SUPPLIED RECORDS:
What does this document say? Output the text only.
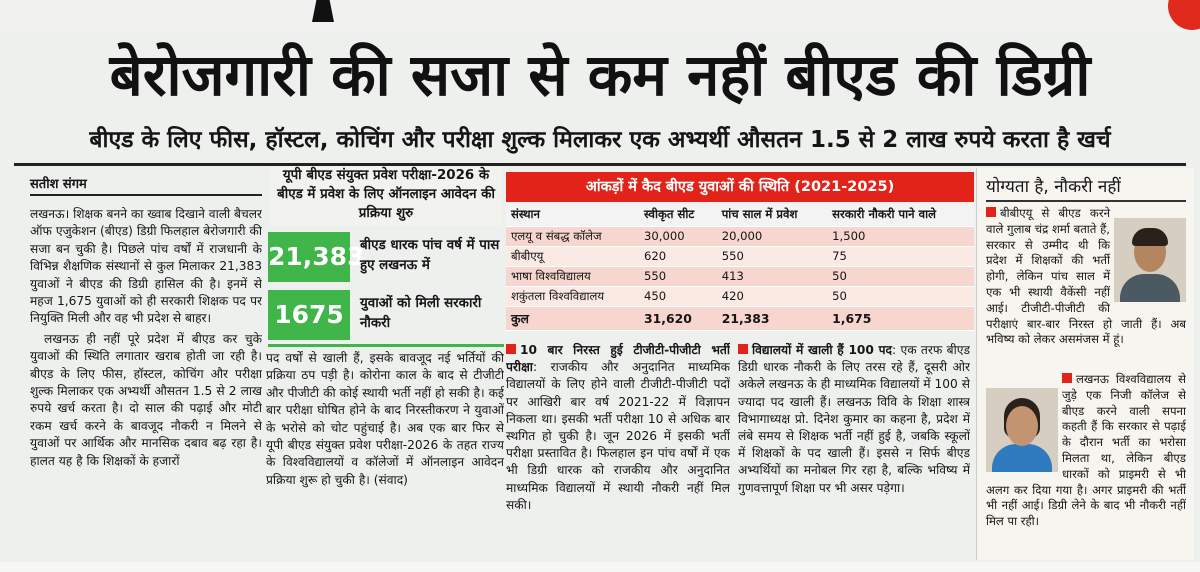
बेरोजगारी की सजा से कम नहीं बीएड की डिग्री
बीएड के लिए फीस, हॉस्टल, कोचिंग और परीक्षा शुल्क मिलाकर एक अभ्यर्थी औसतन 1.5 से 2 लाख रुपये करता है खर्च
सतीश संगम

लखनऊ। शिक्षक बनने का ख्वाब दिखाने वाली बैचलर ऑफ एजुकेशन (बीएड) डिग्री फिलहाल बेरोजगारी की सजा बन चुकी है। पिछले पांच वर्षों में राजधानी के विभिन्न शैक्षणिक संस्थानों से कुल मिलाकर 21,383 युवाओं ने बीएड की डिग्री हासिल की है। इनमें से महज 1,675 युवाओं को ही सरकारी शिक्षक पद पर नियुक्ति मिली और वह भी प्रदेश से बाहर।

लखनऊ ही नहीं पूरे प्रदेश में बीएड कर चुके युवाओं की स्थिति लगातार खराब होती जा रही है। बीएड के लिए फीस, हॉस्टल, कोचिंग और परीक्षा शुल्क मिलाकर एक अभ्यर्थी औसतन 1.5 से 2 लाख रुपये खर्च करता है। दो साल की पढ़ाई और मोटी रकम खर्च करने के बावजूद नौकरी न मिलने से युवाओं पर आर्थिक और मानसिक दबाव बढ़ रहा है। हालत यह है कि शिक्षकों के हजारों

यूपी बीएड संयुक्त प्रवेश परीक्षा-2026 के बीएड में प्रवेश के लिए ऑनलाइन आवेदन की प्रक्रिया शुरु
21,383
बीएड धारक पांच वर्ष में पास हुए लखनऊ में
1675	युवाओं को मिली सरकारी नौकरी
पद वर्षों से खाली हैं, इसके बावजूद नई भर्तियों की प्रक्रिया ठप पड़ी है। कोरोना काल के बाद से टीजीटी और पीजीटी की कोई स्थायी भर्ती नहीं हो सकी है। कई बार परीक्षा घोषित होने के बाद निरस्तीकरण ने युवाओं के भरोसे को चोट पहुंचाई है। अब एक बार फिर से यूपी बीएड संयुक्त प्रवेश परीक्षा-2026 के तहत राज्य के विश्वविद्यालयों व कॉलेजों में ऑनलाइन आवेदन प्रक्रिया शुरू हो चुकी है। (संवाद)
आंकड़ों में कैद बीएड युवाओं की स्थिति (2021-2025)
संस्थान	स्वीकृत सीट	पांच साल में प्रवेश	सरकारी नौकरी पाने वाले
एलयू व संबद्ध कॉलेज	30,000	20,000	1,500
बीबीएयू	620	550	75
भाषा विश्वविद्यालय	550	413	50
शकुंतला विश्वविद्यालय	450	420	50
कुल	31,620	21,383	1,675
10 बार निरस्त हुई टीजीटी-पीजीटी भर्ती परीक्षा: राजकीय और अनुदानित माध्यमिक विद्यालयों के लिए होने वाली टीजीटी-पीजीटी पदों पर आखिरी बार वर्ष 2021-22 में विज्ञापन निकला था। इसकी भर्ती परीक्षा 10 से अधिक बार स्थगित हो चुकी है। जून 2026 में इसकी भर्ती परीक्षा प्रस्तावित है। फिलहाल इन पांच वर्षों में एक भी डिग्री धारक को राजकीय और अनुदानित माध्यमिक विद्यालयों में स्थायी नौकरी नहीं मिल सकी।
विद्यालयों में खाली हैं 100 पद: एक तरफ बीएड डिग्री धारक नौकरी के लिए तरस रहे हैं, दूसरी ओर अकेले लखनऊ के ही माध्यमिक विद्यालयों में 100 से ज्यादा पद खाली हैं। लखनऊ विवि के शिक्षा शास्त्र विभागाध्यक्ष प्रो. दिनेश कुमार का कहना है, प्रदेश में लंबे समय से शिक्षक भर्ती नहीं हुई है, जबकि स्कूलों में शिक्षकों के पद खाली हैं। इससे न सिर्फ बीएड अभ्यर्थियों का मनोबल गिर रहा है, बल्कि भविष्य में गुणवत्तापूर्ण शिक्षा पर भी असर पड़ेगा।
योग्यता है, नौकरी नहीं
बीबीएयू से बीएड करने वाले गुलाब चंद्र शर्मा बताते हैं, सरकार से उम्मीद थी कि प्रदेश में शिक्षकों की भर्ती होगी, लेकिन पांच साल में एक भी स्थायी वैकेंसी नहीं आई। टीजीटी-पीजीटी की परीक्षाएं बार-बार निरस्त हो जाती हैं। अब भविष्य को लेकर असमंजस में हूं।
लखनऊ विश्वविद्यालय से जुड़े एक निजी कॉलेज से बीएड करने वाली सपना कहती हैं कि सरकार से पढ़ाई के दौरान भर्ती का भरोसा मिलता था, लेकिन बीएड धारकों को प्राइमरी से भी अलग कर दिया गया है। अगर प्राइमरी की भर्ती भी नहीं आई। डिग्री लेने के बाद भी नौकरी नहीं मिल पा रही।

--

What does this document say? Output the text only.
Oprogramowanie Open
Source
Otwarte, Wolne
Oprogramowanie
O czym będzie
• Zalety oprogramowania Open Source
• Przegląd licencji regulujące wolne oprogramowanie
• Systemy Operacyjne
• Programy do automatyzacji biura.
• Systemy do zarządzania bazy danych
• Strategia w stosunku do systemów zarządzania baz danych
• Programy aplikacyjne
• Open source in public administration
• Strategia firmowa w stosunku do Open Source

BRIEF: Where a line in the entries holds "stosunku", copy that line.

RESULT FOR THIS TASK:
• Strategia w stosunku do systemów zarządzania baz danych
• Strategia firmowa w stosunku do Open Source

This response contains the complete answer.